**Your objective:**
Select every line in the data below that contains the string "point", matching case exactly, and copy each of those lines.
[START Data in this exercise]
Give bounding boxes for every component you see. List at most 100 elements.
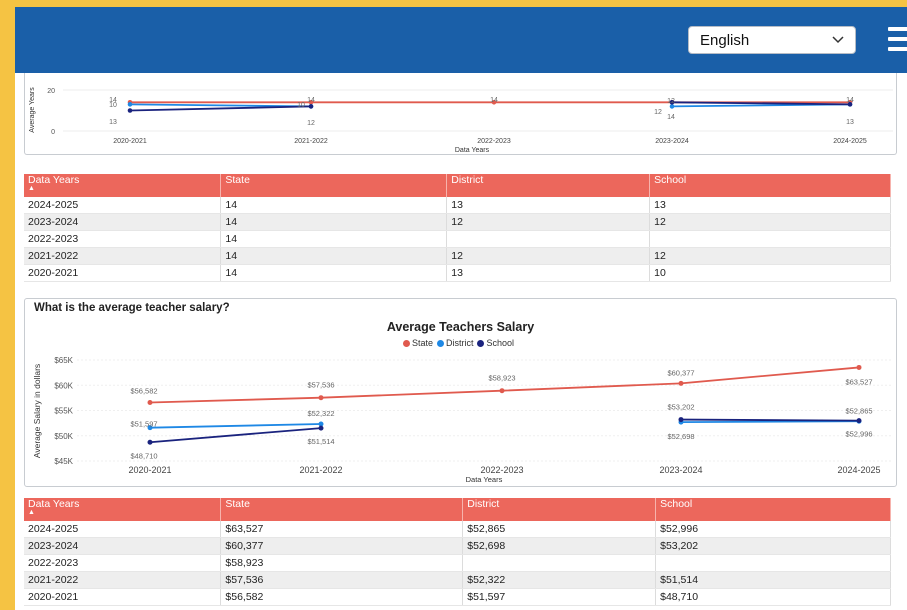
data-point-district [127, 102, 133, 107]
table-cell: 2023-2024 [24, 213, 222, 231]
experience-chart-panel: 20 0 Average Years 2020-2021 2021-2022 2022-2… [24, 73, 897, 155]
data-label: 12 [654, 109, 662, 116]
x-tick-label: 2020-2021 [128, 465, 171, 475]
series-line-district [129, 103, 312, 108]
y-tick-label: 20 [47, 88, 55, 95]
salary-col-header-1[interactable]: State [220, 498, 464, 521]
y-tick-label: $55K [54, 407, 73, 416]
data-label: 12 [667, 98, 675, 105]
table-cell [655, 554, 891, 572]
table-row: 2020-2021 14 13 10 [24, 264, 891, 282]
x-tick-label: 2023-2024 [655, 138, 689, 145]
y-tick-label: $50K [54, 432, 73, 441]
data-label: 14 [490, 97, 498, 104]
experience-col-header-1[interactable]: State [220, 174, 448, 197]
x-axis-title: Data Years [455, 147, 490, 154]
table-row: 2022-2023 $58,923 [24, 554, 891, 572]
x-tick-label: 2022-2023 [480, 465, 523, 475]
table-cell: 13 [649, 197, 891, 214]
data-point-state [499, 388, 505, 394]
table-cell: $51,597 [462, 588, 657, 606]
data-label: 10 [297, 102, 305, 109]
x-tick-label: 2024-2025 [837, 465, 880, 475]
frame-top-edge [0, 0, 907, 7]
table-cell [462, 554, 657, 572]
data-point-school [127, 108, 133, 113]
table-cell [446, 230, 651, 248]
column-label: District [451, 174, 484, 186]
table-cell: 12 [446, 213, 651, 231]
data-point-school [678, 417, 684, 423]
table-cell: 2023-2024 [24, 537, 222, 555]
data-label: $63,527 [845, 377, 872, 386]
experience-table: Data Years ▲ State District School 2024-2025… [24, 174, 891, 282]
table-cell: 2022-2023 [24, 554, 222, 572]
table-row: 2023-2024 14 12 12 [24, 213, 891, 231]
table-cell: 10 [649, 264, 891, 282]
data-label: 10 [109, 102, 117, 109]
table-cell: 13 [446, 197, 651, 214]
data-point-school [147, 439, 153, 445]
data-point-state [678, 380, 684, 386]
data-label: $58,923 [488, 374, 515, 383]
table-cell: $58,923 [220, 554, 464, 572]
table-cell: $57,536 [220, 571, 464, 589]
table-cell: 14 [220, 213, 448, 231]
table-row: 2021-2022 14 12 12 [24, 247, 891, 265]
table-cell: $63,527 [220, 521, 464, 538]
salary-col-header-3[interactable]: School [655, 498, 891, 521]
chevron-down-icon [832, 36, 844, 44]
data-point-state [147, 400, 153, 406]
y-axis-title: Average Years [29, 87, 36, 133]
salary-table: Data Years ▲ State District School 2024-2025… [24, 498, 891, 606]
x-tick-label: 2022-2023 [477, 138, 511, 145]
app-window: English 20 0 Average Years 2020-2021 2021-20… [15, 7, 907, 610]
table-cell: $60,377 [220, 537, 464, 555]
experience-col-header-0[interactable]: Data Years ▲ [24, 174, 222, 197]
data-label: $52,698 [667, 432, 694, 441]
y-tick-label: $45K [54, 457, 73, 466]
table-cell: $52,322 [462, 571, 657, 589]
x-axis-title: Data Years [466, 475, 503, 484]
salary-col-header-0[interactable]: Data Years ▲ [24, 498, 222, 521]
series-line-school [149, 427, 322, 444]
[END Data in this exercise]
**Reply to the exercise:**
data-point-district [127, 102, 133, 107]
data-point-state [499, 388, 505, 394]
data-point-school [127, 108, 133, 113]
data-point-school [678, 417, 684, 423]
data-point-school [147, 439, 153, 445]
data-point-state [678, 380, 684, 386]
data-point-state [147, 400, 153, 406]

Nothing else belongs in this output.